Write out all of the lines below, exactly and completely.
>> BEGIN DATA EXCERPTS
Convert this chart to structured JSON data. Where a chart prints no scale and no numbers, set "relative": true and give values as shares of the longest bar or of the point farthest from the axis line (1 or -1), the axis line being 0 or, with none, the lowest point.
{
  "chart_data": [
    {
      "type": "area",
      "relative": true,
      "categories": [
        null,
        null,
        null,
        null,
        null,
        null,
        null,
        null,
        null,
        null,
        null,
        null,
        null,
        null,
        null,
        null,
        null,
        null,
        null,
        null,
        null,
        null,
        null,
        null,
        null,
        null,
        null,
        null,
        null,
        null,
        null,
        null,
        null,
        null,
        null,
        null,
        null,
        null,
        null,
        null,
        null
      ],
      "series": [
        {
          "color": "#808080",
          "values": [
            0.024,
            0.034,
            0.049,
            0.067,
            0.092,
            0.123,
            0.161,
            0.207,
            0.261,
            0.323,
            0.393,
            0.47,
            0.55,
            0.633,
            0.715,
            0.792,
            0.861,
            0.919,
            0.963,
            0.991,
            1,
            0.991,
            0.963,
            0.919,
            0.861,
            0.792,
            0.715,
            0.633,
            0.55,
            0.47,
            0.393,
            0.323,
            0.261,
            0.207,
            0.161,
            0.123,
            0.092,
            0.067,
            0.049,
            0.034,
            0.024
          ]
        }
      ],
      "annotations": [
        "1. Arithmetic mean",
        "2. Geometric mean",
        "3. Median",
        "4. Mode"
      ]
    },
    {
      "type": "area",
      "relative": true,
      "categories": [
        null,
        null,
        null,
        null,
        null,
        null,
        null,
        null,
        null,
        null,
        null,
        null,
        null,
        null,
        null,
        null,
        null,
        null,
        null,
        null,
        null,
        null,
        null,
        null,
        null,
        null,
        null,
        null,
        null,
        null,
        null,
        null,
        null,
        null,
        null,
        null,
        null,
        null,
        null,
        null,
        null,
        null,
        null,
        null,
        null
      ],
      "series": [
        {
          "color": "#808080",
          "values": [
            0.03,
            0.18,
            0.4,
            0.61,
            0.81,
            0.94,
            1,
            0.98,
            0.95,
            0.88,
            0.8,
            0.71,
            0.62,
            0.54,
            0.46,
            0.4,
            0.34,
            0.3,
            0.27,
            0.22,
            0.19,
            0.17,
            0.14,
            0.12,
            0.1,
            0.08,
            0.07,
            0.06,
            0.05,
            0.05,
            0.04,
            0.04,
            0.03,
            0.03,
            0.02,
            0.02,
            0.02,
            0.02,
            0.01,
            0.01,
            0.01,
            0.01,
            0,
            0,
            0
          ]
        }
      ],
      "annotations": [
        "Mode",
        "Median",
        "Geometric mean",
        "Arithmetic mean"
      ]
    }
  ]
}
>> END DATA EXCERPTS
- _FINISHED EXERCISE_
Convert this chart to structured JSON data. Where a chart prints no scale and no numbers, set "relative": true and give values as shares of the longest bar or of the point farthest from the axis line (1 or -1), the axis line being 0 or, with none, the lowest point.
{
  "chart_data": [
    {
      "type": "area",
      "relative": true,
      "categories": [
        null,
        null,
        null,
        null,
        null,
        null,
        null,
        null,
        null,
        null,
        null,
        null,
        null,
        null,
        null,
        null,
        null,
        null,
        null,
        null,
        null,
        null,
        null,
        null,
        null,
        null,
        null,
        null,
        null,
        null,
        null,
        null,
        null,
        null,
        null,
        null,
        null,
        null,
        null,
        null,
        null
      ],
      "series": [
        {
          "color": "#808080",
          "values": [
            0.024,
            0.034,
            0.049,
            0.067,
            0.092,
            0.123,
            0.161,
            0.207,
            0.261,
            0.323,
            0.393,
            0.47,
            0.55,
            0.633,
            0.715,
            0.792,
            0.861,
            0.919,
            0.963,
            0.991,
            1,
            0.991,
            0.963,
            0.919,
            0.861,
            0.792,
            0.715,
            0.633,
            0.55,
            0.47,
            0.393,
            0.323,
            0.261,
            0.207,
            0.161,
            0.123,
            0.092,
            0.067,
            0.049,
            0.034,
            0.024
          ]
        }
      ],
      "annotations": [
        "1. Arithmetic mean",
        "2. Geometric mean",
        "3. Median",
        "4. Mode"
      ]
    },
    {
      "type": "area",
      "relative": true,
      "categories": [
        null,
        null,
        null,
        null,
        null,
        null,
        null,
        null,
        null,
        null,
        null,
        null,
        null,
        null,
        null,
        null,
        null,
        null,
        null,
        null,
        null,
        null,
        null,
        null,
        null,
        null,
        null,
        null,
        null,
        null,
        null,
        null,
        null,
        null,
        null,
        null,
        null,
        null,
        null,
        null,
        null,
        null,
        null,
        null,
        null
      ],
      "series": [
        {
          "color": "#808080",
          "values": [
            0.03,
            0.18,
            0.4,
            0.61,
            0.81,
            0.94,
            1,
            0.98,
            0.95,
            0.88,
            0.8,
            0.71,
            0.62,
            0.54,
            0.46,
            0.4,
            0.34,
            0.3,
            0.27,
            0.22,
            0.19,
            0.17,
            0.14,
            0.12,
            0.1,
            0.08,
            0.07,
            0.06,
            0.05,
            0.05,
            0.04,
            0.04,
            0.03,
            0.03,
            0.02,
            0.02,
            0.02,
            0.02,
            0.01,
            0.01,
            0.01,
            0.01,
            0,
            0,
            0
          ]
        }
      ],
      "annotations": [
        "Mode",
        "Median",
        "Geometric mean",
        "Arithmetic mean"
      ]
    }
  ]
}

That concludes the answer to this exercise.